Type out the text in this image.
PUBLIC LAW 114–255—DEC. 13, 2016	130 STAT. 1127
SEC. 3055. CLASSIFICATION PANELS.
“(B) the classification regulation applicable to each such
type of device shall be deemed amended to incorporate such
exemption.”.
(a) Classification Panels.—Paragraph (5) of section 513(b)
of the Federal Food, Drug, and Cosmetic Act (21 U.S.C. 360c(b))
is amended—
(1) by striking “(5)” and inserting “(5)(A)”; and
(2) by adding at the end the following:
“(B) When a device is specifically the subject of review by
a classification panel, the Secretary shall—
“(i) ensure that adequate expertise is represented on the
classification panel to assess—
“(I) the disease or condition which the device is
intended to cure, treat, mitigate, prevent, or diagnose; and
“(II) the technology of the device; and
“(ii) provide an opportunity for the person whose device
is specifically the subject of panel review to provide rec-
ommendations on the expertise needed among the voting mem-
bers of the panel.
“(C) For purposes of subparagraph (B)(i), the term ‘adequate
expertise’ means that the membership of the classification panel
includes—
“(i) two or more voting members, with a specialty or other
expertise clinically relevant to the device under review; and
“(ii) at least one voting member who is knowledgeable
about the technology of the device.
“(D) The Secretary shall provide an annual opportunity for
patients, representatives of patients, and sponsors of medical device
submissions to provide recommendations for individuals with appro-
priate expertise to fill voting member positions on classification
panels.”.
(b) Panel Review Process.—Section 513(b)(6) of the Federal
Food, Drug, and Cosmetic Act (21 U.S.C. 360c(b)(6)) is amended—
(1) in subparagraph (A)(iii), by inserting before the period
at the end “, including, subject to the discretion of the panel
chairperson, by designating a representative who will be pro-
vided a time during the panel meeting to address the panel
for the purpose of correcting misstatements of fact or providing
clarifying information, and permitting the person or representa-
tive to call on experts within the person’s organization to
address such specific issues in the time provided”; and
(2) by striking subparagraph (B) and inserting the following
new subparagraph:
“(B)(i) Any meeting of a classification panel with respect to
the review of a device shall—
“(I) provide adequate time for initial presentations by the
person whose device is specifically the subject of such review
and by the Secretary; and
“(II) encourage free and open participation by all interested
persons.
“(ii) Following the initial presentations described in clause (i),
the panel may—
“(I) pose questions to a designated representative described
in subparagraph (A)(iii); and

_ASSIGNMENT_. Extract all lines from the material above that include the word "amended".

_ANSWER TO THIS TASK_.
type of device shall be deemed amended to incorporate such
is amended—
Food, Drug, and Cosmetic Act (21 U.S.C. 360c(b)(6)) is amended—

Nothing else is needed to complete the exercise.